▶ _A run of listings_
##########

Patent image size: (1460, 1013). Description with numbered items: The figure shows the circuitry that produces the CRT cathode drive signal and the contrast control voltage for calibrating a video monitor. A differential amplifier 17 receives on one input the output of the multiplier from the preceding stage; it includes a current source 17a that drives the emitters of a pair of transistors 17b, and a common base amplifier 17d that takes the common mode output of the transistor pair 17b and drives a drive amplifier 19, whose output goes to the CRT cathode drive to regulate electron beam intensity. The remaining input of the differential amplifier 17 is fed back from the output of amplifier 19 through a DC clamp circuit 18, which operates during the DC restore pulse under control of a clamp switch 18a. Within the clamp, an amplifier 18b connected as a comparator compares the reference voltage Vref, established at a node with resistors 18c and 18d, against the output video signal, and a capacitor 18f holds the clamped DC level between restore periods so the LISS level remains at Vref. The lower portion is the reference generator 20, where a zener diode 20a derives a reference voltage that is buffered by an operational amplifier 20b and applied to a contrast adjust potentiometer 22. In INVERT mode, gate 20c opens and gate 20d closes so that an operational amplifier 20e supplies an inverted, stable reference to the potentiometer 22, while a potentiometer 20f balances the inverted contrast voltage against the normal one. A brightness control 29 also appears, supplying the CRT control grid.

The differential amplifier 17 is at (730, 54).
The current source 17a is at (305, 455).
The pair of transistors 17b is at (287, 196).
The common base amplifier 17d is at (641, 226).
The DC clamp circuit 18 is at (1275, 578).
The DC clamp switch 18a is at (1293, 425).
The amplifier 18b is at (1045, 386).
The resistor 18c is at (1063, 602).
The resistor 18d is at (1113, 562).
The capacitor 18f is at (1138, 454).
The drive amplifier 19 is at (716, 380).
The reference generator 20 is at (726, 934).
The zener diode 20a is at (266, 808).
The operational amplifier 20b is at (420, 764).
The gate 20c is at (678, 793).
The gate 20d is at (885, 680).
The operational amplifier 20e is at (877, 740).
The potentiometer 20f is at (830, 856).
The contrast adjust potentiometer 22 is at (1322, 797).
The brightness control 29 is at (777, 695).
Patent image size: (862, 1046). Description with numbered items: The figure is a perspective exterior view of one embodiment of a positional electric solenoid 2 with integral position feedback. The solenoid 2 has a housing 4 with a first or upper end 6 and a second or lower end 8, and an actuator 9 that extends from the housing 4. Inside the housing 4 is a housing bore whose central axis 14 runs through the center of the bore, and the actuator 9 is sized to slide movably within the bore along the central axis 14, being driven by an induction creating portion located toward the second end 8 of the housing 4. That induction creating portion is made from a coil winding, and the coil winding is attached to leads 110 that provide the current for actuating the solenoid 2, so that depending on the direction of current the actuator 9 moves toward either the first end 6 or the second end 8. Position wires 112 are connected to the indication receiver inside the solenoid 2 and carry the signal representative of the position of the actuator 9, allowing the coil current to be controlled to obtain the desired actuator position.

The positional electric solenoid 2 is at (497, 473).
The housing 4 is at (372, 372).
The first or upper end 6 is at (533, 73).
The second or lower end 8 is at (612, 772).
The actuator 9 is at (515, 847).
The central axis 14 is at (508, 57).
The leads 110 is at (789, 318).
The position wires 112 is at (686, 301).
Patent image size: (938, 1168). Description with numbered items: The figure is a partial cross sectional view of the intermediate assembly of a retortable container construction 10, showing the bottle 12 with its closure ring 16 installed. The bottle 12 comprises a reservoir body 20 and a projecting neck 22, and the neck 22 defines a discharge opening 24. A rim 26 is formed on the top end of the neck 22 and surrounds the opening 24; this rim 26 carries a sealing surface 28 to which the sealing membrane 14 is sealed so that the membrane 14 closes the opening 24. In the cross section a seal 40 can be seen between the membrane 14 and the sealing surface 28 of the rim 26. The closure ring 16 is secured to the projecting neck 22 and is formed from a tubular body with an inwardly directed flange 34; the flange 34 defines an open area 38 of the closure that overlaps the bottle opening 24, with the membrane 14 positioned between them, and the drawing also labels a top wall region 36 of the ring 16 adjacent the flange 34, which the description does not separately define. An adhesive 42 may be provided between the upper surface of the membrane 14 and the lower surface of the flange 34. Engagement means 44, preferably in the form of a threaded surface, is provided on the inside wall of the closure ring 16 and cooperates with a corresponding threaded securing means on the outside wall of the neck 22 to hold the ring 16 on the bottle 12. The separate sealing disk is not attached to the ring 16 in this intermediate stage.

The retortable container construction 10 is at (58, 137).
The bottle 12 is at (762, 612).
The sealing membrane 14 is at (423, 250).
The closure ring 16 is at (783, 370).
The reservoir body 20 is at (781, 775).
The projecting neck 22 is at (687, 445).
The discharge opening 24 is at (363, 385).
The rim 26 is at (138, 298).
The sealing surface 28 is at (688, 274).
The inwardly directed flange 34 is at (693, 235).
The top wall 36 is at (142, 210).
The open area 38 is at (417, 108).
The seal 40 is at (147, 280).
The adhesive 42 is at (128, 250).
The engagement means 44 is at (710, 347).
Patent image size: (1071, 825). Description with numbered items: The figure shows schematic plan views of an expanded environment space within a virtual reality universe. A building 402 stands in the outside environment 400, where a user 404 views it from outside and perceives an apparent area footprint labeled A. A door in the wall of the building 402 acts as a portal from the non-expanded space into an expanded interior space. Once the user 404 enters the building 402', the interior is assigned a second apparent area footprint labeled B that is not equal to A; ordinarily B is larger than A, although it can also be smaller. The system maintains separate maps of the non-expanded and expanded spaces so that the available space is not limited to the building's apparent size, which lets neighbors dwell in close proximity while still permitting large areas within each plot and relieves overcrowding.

##########

▶ _Prompt_
Return every line of the listing above that contains the string "axis", treating uppercase and lowercase letters as distinct.

▶ _Task result_
Patent image size: (862, 1046). Description with numbered items: The figure is a perspective exterior view of one embodiment of a positional electric solenoid 2 with integral position feedback. The solenoid 2 has a housing 4 with a first or upper end 6 and a second or lower end 8, and an actuator 9 that extends from the housing 4. Inside the housing 4 is a housing bore whose central axis 14 runs through the center of the bore, and the actuator 9 is sized to slide movably within the bore along the central axis 14, being driven by an induction creating portion located toward the second end 8 of the housing 4. That induction creating portion is made from a coil winding, and the coil winding is attached to leads 110 that provide the current for actuating the solenoid 2, so that depending on the direction of current the actuator 9 moves toward either the first end 6 or the second end 8. Position wires 112 are connected to the indication receiver inside the solenoid 2 and carry the signal representative of the position of the actuator 9, allowing the coil current to be controlled to obtain the desired actuator position.
The central axis 14 is at (508, 57).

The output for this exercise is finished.